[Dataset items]
---

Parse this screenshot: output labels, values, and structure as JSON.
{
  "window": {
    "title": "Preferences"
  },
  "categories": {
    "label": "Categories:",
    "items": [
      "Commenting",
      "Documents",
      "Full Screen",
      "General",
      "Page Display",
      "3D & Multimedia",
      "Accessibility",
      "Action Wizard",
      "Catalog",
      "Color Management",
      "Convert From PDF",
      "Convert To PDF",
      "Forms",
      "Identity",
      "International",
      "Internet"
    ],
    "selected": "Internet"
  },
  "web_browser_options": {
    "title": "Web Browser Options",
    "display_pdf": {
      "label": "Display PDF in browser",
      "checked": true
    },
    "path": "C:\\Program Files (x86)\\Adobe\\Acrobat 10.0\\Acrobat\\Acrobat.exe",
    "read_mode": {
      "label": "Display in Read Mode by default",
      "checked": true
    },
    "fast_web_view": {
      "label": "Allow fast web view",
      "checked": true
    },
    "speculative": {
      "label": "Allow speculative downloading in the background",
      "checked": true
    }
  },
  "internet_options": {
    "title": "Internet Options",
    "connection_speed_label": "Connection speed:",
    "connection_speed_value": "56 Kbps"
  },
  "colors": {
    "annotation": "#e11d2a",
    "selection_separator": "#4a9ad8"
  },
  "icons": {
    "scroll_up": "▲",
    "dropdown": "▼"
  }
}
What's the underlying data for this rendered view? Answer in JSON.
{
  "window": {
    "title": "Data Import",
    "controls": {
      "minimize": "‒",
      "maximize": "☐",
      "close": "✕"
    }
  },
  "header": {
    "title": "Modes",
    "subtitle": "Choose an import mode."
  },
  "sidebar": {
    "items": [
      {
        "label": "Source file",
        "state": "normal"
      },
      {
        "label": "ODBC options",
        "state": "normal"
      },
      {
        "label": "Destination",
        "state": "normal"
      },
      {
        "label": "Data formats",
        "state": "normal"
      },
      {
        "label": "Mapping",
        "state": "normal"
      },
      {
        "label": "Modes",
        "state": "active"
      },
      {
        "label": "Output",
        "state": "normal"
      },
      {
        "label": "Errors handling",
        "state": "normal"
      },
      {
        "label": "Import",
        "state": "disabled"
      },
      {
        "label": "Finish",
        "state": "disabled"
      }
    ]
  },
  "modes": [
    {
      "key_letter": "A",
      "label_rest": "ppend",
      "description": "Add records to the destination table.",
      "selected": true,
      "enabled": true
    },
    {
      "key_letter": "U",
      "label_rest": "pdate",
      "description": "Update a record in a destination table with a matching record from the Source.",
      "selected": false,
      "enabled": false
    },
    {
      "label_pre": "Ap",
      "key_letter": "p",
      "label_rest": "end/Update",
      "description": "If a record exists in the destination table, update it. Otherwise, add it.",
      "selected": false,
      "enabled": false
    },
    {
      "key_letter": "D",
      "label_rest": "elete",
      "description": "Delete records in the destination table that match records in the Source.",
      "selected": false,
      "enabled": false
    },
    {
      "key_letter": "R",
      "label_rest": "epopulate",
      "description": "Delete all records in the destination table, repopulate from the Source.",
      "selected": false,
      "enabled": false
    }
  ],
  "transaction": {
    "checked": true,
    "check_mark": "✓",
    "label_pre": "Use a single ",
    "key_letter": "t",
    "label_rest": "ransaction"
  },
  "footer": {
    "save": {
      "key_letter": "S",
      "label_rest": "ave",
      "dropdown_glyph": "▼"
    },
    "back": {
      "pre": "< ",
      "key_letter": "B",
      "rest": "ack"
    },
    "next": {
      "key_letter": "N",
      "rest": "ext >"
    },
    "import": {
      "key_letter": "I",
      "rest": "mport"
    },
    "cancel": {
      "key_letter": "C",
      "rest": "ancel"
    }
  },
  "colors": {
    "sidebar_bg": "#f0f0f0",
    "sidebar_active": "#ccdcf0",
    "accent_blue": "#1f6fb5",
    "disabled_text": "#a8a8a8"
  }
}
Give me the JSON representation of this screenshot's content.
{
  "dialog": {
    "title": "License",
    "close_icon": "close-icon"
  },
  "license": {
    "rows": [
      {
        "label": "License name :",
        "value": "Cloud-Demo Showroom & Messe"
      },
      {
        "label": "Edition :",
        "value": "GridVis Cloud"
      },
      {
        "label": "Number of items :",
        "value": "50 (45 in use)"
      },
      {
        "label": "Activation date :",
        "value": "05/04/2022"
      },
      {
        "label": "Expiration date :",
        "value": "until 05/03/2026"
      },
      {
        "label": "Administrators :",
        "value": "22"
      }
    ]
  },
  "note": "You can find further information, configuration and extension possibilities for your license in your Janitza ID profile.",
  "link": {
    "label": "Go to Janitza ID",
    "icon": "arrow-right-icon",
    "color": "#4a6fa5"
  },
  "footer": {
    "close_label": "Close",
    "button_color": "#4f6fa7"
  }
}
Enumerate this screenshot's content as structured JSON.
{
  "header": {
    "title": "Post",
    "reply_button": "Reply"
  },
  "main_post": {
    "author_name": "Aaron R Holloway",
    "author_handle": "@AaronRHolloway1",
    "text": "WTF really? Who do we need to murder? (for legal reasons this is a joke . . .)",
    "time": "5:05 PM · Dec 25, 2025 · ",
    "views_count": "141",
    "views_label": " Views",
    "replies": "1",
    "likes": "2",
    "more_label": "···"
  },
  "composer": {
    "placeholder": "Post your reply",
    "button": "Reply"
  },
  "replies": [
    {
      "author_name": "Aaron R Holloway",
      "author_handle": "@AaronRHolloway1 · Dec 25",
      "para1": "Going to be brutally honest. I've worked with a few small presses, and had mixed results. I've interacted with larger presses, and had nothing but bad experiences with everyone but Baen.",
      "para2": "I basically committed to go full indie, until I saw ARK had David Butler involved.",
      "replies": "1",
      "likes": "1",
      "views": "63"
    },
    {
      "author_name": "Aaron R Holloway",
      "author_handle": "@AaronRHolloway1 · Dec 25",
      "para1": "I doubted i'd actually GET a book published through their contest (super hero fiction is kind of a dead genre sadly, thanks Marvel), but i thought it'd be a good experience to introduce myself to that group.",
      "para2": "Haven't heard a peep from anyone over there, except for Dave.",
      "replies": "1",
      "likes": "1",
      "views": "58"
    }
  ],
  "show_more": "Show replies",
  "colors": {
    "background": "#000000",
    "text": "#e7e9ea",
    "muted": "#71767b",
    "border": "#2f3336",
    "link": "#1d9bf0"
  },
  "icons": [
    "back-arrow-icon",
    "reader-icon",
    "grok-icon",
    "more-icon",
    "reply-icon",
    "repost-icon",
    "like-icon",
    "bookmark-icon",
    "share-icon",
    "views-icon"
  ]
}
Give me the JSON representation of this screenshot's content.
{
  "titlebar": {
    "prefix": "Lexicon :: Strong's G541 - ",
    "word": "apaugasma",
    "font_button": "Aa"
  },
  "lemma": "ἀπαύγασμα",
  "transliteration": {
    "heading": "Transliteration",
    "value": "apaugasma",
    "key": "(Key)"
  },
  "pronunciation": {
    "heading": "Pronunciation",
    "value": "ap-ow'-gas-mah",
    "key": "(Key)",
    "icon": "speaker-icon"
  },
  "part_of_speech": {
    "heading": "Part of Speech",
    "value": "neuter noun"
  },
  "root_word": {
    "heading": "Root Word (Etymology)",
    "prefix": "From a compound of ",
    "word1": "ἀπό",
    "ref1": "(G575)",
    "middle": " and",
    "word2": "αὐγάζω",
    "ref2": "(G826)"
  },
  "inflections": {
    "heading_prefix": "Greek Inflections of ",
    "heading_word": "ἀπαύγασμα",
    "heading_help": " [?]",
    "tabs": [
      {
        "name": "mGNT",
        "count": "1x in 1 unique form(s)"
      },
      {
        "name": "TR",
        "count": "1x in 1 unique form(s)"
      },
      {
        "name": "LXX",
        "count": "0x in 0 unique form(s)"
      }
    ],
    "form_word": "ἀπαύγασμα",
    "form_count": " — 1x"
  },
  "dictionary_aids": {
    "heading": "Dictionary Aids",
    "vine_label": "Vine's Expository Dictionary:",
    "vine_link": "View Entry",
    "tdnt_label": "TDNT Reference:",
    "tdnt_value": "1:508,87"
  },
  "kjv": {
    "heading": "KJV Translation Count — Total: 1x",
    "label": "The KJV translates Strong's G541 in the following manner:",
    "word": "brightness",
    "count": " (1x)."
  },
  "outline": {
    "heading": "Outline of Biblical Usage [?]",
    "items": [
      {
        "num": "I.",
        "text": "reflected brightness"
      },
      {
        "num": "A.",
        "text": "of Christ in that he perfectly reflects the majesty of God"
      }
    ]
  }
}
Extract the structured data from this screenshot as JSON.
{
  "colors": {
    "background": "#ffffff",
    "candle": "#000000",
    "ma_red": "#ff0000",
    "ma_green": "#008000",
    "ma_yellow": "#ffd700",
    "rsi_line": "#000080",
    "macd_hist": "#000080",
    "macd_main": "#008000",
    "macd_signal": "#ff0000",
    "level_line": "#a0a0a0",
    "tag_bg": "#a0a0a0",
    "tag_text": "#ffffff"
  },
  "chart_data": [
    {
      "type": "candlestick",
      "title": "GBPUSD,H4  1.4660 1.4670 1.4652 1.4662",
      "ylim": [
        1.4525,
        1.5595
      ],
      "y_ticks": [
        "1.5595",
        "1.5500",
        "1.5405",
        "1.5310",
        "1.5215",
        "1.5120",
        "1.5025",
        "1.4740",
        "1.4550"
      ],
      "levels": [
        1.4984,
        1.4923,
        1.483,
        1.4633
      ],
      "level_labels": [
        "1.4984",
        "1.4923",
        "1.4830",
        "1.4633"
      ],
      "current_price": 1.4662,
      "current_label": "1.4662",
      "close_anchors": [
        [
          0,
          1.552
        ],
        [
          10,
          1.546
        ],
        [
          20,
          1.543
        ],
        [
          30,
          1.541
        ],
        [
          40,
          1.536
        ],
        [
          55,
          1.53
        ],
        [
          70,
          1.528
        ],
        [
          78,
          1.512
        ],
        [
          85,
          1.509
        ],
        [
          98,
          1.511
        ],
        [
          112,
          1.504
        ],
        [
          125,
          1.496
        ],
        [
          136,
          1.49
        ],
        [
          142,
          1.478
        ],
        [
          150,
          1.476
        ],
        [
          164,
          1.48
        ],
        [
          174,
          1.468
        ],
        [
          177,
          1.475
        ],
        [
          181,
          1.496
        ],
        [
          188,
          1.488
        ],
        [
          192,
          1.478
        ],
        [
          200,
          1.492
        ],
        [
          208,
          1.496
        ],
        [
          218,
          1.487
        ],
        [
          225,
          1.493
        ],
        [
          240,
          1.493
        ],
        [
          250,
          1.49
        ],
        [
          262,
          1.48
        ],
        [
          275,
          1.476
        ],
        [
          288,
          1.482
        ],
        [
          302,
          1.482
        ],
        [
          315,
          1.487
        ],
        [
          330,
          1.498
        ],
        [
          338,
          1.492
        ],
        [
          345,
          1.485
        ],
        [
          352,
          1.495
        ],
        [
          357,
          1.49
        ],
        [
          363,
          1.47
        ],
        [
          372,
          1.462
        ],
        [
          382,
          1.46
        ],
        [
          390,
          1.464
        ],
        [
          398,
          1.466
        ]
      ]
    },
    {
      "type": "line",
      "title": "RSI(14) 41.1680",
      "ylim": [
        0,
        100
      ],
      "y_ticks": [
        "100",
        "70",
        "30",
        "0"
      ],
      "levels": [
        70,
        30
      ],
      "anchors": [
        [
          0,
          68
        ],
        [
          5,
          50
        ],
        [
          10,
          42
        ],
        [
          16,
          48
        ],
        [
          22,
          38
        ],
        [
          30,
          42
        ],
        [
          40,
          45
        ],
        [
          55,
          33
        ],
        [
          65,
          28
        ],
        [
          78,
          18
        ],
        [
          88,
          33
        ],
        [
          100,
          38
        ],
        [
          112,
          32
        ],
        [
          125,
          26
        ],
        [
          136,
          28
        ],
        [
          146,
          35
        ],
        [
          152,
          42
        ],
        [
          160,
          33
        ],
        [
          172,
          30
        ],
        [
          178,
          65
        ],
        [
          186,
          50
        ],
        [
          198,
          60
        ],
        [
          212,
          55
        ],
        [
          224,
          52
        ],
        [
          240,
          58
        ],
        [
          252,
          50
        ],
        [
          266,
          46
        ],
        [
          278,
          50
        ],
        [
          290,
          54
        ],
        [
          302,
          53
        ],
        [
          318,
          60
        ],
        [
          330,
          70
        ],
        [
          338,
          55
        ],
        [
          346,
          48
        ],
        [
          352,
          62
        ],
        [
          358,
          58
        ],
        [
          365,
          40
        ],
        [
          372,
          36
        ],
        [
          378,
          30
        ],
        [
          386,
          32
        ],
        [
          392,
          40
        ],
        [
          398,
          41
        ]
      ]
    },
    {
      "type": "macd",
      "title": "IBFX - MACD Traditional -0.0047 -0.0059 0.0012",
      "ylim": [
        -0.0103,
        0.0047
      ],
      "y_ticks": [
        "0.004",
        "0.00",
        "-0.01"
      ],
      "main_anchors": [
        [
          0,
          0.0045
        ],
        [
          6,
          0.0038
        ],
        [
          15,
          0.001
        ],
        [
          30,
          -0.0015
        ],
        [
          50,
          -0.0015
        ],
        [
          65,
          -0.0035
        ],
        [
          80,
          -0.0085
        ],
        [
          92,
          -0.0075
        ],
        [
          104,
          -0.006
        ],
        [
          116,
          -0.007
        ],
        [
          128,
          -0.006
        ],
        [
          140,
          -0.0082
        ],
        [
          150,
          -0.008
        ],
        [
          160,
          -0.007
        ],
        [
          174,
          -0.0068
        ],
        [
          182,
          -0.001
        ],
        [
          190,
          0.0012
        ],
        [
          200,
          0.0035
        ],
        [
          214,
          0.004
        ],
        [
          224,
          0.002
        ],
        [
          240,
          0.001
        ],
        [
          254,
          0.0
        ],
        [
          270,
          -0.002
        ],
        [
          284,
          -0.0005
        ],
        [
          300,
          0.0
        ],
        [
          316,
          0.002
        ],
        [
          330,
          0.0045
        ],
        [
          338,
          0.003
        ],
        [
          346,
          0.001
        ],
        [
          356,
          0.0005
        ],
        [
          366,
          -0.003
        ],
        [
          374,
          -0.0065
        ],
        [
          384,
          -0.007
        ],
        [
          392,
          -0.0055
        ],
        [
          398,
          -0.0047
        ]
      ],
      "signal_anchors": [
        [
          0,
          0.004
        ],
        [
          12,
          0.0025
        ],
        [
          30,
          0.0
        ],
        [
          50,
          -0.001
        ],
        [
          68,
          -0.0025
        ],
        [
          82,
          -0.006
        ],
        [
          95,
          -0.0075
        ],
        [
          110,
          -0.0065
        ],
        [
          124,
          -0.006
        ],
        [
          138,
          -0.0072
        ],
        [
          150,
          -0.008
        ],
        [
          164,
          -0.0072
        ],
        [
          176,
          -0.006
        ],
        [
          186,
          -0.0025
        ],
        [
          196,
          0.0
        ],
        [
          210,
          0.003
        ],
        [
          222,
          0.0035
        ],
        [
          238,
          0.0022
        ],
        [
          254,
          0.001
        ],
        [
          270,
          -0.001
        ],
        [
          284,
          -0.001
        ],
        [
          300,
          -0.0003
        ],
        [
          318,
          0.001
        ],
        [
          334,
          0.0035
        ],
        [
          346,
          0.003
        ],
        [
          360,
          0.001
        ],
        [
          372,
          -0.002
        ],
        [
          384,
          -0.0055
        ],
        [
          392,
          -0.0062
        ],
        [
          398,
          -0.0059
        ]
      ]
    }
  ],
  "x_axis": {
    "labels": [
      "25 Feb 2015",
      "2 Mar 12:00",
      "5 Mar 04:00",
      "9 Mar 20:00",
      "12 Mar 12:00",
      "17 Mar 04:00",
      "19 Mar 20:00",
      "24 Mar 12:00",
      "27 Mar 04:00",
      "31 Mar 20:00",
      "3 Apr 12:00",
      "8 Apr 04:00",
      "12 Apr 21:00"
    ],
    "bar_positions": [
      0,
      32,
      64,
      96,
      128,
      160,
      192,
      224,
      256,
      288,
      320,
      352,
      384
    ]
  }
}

---

## Requirements
Track down all lines above with the string "Source" and copy them.

## Response below
        "label": "Source file",
      "description": "Update a record in a destination table with a matching record from the Source.",
      "description": "Delete records in the destination table that match records in the Source.",
      "description": "Delete all records in the destination table, repopulate from the Source.",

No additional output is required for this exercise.